Written problem: Write the material out again in full, exactly.

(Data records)
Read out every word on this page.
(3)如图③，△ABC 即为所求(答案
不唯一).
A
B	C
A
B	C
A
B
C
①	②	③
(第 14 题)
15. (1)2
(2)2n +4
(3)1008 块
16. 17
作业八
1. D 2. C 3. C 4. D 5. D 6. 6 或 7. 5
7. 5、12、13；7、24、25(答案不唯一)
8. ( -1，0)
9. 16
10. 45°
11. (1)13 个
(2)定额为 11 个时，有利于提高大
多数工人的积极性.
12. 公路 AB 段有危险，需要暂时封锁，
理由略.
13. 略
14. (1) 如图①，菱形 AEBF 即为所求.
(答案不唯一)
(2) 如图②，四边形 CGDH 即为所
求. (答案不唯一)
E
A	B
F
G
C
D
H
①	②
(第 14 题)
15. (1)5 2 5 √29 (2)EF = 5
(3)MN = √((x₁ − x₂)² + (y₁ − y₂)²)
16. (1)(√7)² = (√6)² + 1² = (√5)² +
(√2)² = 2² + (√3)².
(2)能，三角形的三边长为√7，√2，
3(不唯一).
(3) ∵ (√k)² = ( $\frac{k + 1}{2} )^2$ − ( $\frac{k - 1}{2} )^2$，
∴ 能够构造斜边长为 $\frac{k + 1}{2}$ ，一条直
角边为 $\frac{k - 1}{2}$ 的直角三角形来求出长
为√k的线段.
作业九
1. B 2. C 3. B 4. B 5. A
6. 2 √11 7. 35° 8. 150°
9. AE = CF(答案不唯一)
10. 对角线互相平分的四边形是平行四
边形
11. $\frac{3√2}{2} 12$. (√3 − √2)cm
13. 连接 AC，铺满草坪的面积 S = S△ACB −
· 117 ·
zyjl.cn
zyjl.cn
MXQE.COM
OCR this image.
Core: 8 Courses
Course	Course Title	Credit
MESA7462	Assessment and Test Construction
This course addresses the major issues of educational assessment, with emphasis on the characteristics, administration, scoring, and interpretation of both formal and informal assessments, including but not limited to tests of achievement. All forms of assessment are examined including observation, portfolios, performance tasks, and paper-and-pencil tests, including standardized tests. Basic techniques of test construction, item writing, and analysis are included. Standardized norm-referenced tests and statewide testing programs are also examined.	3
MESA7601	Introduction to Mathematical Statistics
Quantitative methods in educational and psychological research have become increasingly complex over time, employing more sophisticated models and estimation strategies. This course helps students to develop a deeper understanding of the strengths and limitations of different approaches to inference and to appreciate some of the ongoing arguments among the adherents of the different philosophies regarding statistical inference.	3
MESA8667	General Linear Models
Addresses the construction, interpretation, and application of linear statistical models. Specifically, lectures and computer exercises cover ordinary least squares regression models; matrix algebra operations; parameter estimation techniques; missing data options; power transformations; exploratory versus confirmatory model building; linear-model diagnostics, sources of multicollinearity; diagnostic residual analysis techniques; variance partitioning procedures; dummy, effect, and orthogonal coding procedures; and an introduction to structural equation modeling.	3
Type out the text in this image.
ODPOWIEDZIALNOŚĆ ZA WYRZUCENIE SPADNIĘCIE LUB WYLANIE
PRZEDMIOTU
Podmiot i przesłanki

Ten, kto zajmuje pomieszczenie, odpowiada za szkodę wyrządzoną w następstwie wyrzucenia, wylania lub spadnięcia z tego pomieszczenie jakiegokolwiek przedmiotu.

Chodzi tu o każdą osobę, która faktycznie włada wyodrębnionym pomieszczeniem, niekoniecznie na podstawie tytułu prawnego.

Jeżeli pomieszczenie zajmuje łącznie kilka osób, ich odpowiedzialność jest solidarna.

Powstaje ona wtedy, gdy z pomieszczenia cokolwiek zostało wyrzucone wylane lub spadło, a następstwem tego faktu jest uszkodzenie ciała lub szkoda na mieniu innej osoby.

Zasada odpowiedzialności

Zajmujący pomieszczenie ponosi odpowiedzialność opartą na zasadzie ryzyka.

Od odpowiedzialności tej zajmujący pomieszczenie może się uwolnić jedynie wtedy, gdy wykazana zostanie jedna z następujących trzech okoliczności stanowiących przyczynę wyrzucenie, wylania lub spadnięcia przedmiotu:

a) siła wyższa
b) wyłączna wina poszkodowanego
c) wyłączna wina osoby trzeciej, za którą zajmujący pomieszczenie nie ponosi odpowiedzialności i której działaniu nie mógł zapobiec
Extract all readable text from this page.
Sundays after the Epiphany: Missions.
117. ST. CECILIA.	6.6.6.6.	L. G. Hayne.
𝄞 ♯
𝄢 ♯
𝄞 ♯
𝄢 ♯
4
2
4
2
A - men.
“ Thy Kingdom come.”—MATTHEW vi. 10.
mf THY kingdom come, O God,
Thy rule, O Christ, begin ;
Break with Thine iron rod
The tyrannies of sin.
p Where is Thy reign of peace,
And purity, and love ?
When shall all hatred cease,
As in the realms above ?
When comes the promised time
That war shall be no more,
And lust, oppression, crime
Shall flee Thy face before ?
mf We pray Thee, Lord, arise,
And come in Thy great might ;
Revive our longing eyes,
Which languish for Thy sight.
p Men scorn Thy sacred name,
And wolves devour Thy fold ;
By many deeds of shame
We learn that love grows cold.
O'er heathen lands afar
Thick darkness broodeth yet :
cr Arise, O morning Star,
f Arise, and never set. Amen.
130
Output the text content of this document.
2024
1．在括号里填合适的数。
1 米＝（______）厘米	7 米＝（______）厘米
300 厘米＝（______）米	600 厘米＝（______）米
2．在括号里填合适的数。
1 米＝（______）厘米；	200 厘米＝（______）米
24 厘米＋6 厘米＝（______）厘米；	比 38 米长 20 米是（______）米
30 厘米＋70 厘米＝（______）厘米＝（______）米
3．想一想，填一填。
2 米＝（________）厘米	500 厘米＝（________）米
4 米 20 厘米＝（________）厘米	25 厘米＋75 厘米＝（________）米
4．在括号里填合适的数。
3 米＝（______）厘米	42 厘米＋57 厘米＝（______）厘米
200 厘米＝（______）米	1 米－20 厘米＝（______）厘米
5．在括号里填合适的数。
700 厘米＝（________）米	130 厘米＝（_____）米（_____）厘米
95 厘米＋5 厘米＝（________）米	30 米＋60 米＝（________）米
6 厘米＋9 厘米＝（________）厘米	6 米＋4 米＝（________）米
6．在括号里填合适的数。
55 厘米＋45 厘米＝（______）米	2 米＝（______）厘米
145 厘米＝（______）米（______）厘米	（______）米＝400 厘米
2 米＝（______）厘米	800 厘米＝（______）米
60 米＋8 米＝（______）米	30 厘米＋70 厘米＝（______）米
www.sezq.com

Result of the task:
Read out every word on this page.
(3)如图③，△ABC 即为所求(答案
不唯一).
A
B	C
A
B	C
A
B
C
①	②	③
(第 14 题)
15. (1)2
(2)2n +4
(3)1008 块
16. 17
作业八
1. D 2. C 3. C 4. D 5. D 6. 6 或 7. 5
7. 5、12、13；7、24、25(答案不唯一)
8. ( -1，0)
9. 16
10. 45°
11. (1)13 个
(2)定额为 11 个时，有利于提高大
多数工人的积极性.
12. 公路 AB 段有危险，需要暂时封锁，
理由略.
13. 略
14. (1) 如图①，菱形 AEBF 即为所求.
(答案不唯一)
(2) 如图②，四边形 CGDH 即为所
求. (答案不唯一)
E
A	B
F
G
C
D
H
①	②
(第 14 题)
15. (1)5 2 5 √29 (2)EF = 5
(3)MN = √((x₁ − x₂)² + (y₁ − y₂)²)
16. (1)(√7)² = (√6)² + 1² = (√5)² +
(√2)² = 2² + (√3)².
(2)能，三角形的三边长为√7，√2，
3(不唯一).
(3) ∵ (√k)² = ( $\frac{k + 1}{2} )^2$ − ( $\frac{k - 1}{2} )^2$，
∴ 能够构造斜边长为 $\frac{k + 1}{2}$ ，一条直
角边为 $\frac{k - 1}{2}$ 的直角三角形来求出长
为√k的线段.
作业九
1. B 2. C 3. B 4. B 5. A
6. 2 √11 7. 35° 8. 150°
9. AE = CF(答案不唯一)
10. 对角线互相平分的四边形是平行四
边形
11. $\frac{3√2}{2} 12$. (√3 − √2)cm
13. 连接 AC，铺满草坪的面积 S = S△ACB −
· 117 ·
zyjl.cn
zyjl.cn
MXQE.COM
OCR this image.
Core: 8 Courses
Course	Course Title	Credit
MESA7462	Assessment and Test Construction
This course addresses the major issues of educational assessment, with emphasis on the characteristics, administration, scoring, and interpretation of both formal and informal assessments, including but not limited to tests of achievement. All forms of assessment are examined including observation, portfolios, performance tasks, and paper-and-pencil tests, including standardized tests. Basic techniques of test construction, item writing, and analysis are included. Standardized norm-referenced tests and statewide testing programs are also examined.	3
MESA7601	Introduction to Mathematical Statistics
Quantitative methods in educational and psychological research have become increasingly complex over time, employing more sophisticated models and estimation strategies. This course helps students to develop a deeper understanding of the strengths and limitations of different approaches to inference and to appreciate some of the ongoing arguments among the adherents of the different philosophies regarding statistical inference.	3
MESA8667	General Linear Models
Addresses the construction, interpretation, and application of linear statistical models. Specifically, lectures and computer exercises cover ordinary least squares regression models; matrix algebra operations; parameter estimation techniques; missing data options; power transformations; exploratory versus confirmatory model building; linear-model diagnostics, sources of multicollinearity; diagnostic residual analysis techniques; variance partitioning procedures; dummy, effect, and orthogonal coding procedures; and an introduction to structural equation modeling.	3
Type out the text in this image.
ODPOWIEDZIALNOŚĆ ZA WYRZUCENIE SPADNIĘCIE LUB WYLANIE
PRZEDMIOTU
Podmiot i przesłanki

Ten, kto zajmuje pomieszczenie, odpowiada za szkodę wyrządzoną w następstwie wyrzucenia, wylania lub spadnięcia z tego pomieszczenie jakiegokolwiek przedmiotu.

Chodzi tu o każdą osobę, która faktycznie włada wyodrębnionym pomieszczeniem, niekoniecznie na podstawie tytułu prawnego.

Jeżeli pomieszczenie zajmuje łącznie kilka osób, ich odpowiedzialność jest solidarna.

Powstaje ona wtedy, gdy z pomieszczenia cokolwiek zostało wyrzucone wylane lub spadło, a następstwem tego faktu jest uszkodzenie ciała lub szkoda na mieniu innej osoby.

Zasada odpowiedzialności

Zajmujący pomieszczenie ponosi odpowiedzialność opartą na zasadzie ryzyka.

Od odpowiedzialności tej zajmujący pomieszczenie może się uwolnić jedynie wtedy, gdy wykazana zostanie jedna z następujących trzech okoliczności stanowiących przyczynę wyrzucenie, wylania lub spadnięcia przedmiotu:

a) siła wyższa
b) wyłączna wina poszkodowanego
c) wyłączna wina osoby trzeciej, za którą zajmujący pomieszczenie nie ponosi odpowiedzialności i której działaniu nie mógł zapobiec
Extract all readable text from this page.
Sundays after the Epiphany: Missions.
117. ST. CECILIA.	6.6.6.6.	L. G. Hayne.
𝄞 ♯
𝄢 ♯
𝄞 ♯
𝄢 ♯
4
2
4
2
A - men.
“ Thy Kingdom come.”—MATTHEW vi. 10.
mf THY kingdom come, O God,
Thy rule, O Christ, begin ;
Break with Thine iron rod
The tyrannies of sin.
p Where is Thy reign of peace,
And purity, and love ?
When shall all hatred cease,
As in the realms above ?
When comes the promised time
That war shall be no more,
And lust, oppression, crime
Shall flee Thy face before ?
mf We pray Thee, Lord, arise,
And come in Thy great might ;
Revive our longing eyes,
Which languish for Thy sight.
p Men scorn Thy sacred name,
And wolves devour Thy fold ;
By many deeds of shame
We learn that love grows cold.
O'er heathen lands afar
Thick darkness broodeth yet :
cr Arise, O morning Star,
f Arise, and never set. Amen.
130
Output the text content of this document.
2024
1．在括号里填合适的数。
1 米＝（______）厘米	7 米＝（______）厘米
300 厘米＝（______）米	600 厘米＝（______）米
2．在括号里填合适的数。
1 米＝（______）厘米；	200 厘米＝（______）米
24 厘米＋6 厘米＝（______）厘米；	比 38 米长 20 米是（______）米
30 厘米＋70 厘米＝（______）厘米＝（______）米
3．想一想，填一填。
2 米＝（________）厘米	500 厘米＝（________）米
4 米 20 厘米＝（________）厘米	25 厘米＋75 厘米＝（________）米
4．在括号里填合适的数。
3 米＝（______）厘米	42 厘米＋57 厘米＝（______）厘米
200 厘米＝（______）米	1 米－20 厘米＝（______）厘米
5．在括号里填合适的数。
700 厘米＝（________）米	130 厘米＝（_____）米（_____）厘米
95 厘米＋5 厘米＝（________）米	30 米＋60 米＝（________）米
6 厘米＋9 厘米＝（________）厘米	6 米＋4 米＝（________）米
6．在括号里填合适的数。
55 厘米＋45 厘米＝（______）米	2 米＝（______）厘米
145 厘米＝（______）米（______）厘米	（______）米＝400 厘米
2 米＝（______）厘米	800 厘米＝（______）米
60 米＋8 米＝（______）米	30 厘米＋70 厘米＝（______）米
www.sezq.com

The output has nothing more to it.